BEGIN The records

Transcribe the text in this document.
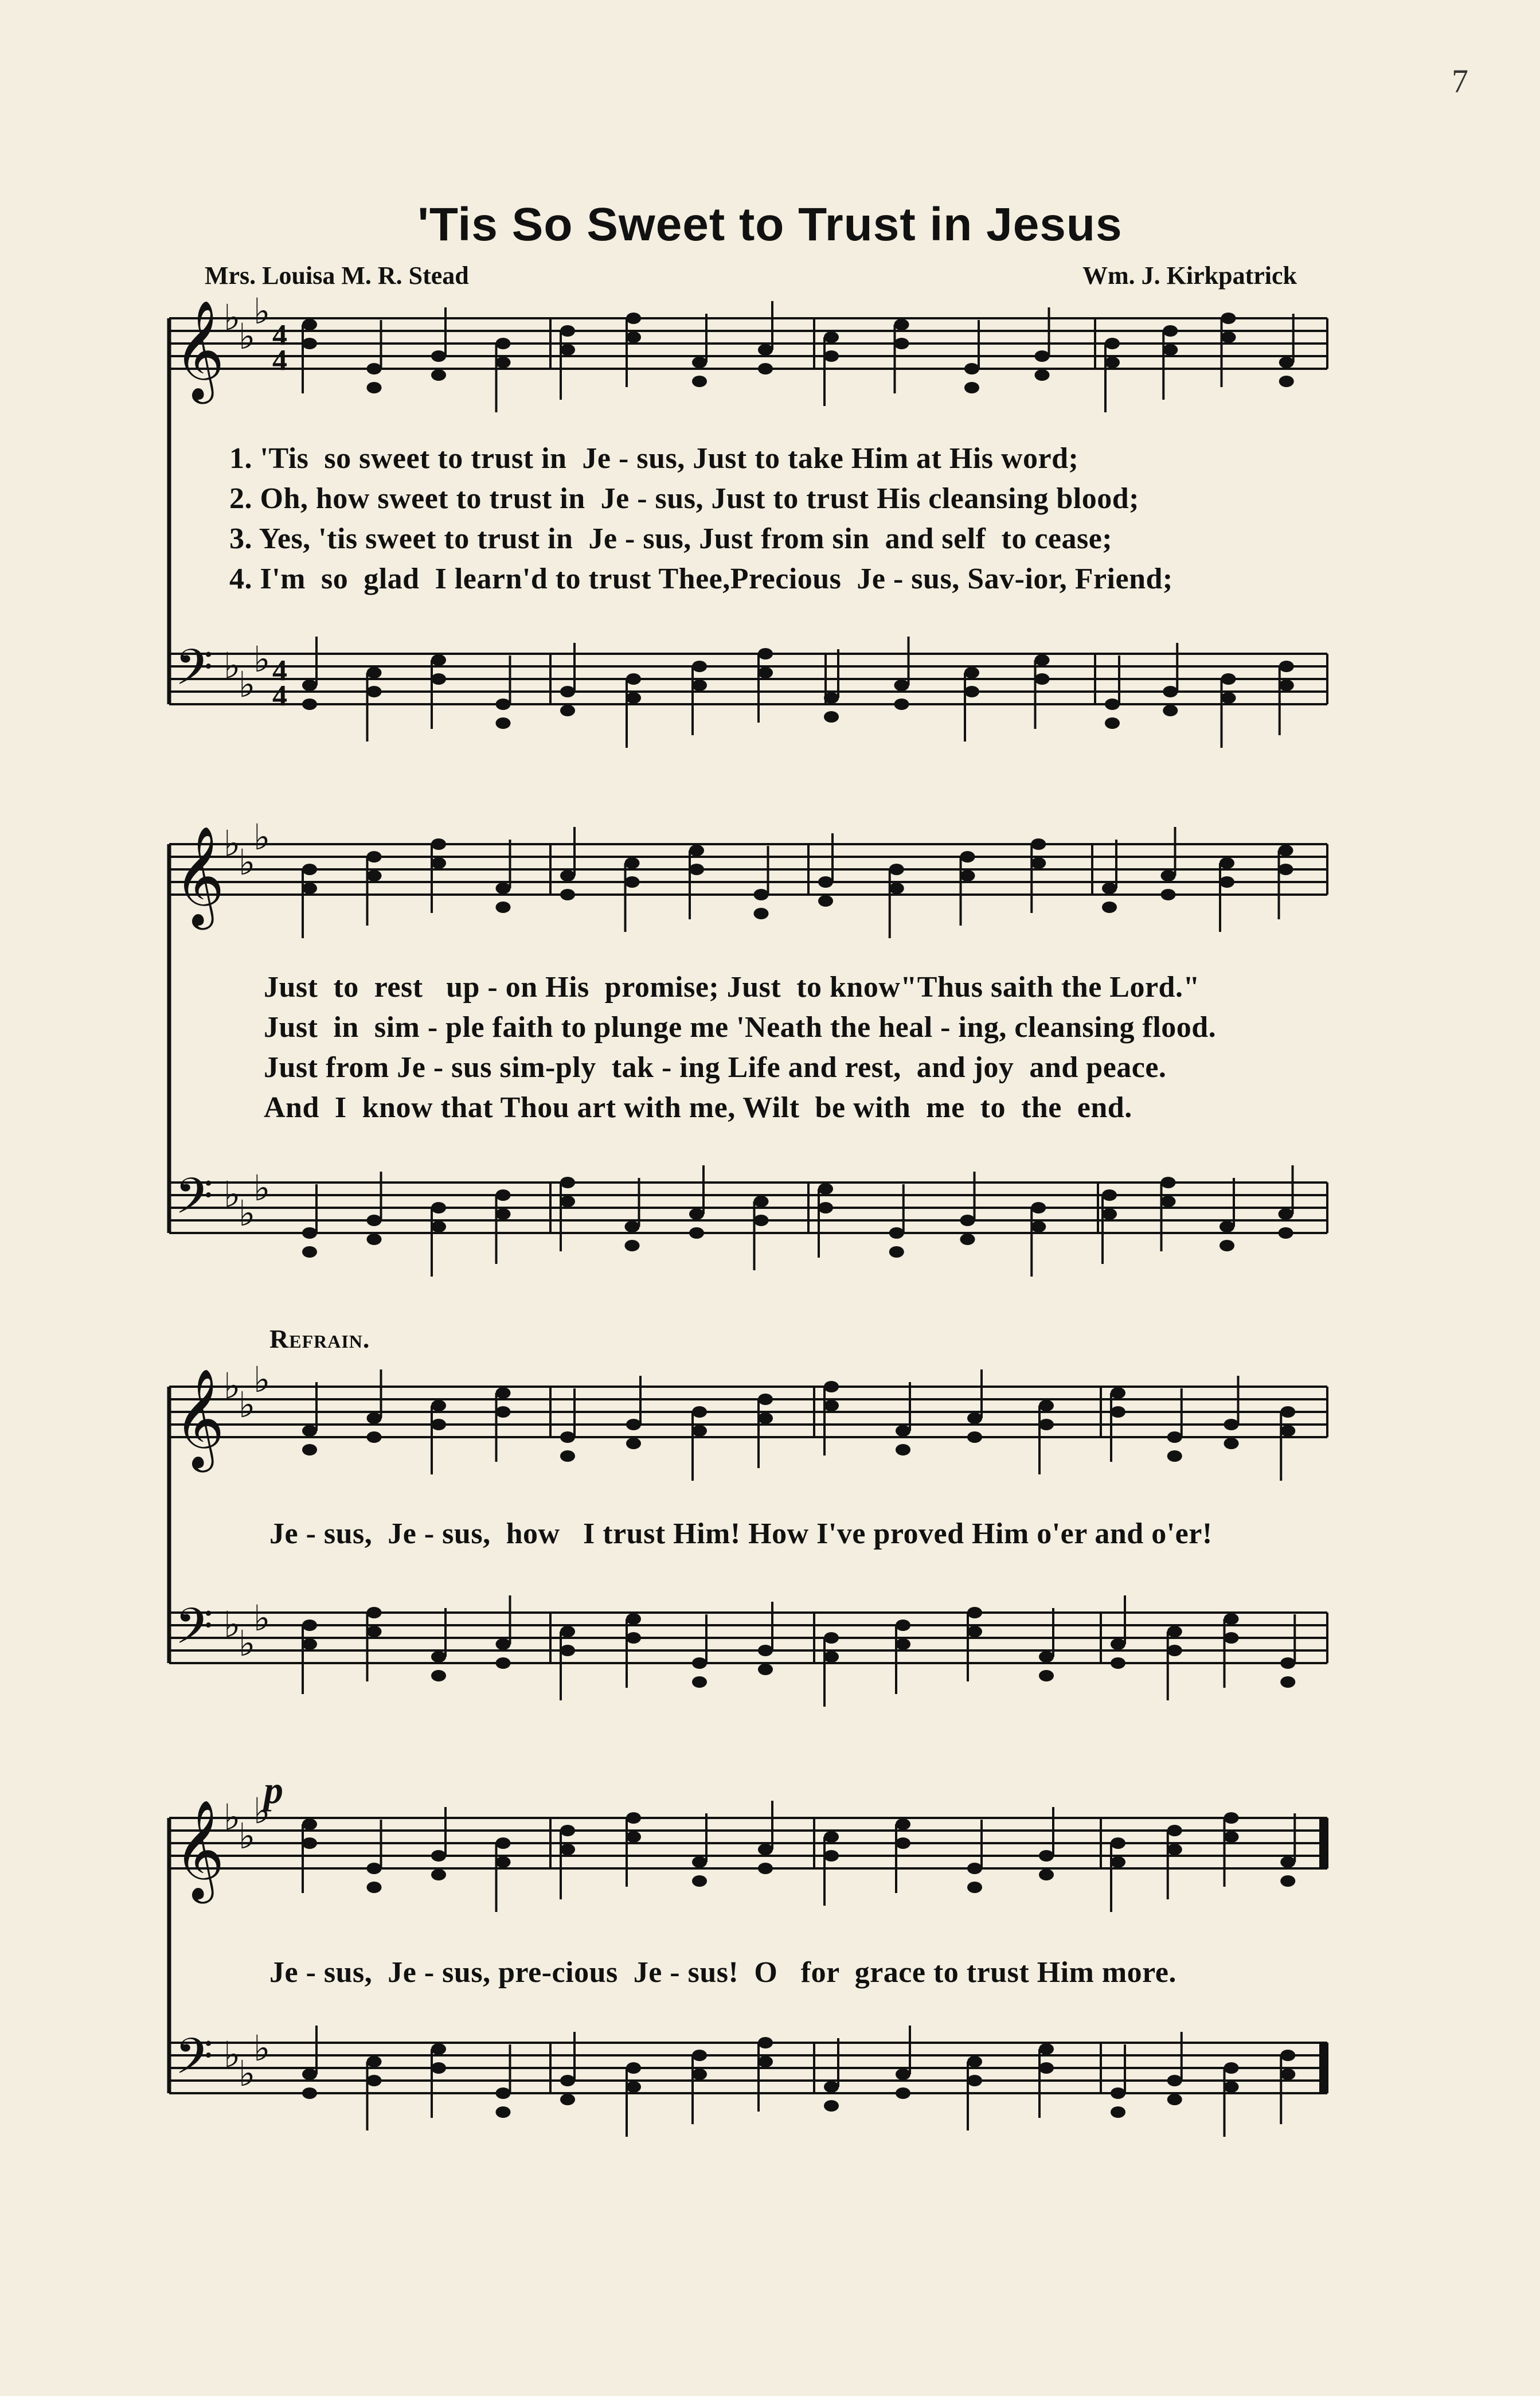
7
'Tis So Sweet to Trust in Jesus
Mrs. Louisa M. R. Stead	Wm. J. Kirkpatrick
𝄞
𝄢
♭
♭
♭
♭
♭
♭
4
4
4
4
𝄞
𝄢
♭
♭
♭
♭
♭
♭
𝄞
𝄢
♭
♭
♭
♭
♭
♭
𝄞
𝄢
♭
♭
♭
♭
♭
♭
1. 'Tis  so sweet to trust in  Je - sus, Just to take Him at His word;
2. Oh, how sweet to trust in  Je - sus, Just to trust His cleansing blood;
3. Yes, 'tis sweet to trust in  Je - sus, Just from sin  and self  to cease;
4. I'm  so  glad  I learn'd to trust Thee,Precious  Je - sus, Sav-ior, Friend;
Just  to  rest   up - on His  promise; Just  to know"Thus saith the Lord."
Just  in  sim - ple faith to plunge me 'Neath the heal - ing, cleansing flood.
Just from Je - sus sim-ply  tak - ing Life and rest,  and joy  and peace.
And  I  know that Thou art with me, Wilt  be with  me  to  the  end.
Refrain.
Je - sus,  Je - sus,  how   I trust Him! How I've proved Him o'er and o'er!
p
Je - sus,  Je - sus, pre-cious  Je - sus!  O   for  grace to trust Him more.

END The records

Exercise description: Select every line of the records holding the string "from".

Response to this exercise:
3. Yes, 'tis sweet to trust in  Je - sus, Just from sin  and self  to cease;
Just from Je - sus sim-ply  tak - ing Life and rest,  and joy  and peace.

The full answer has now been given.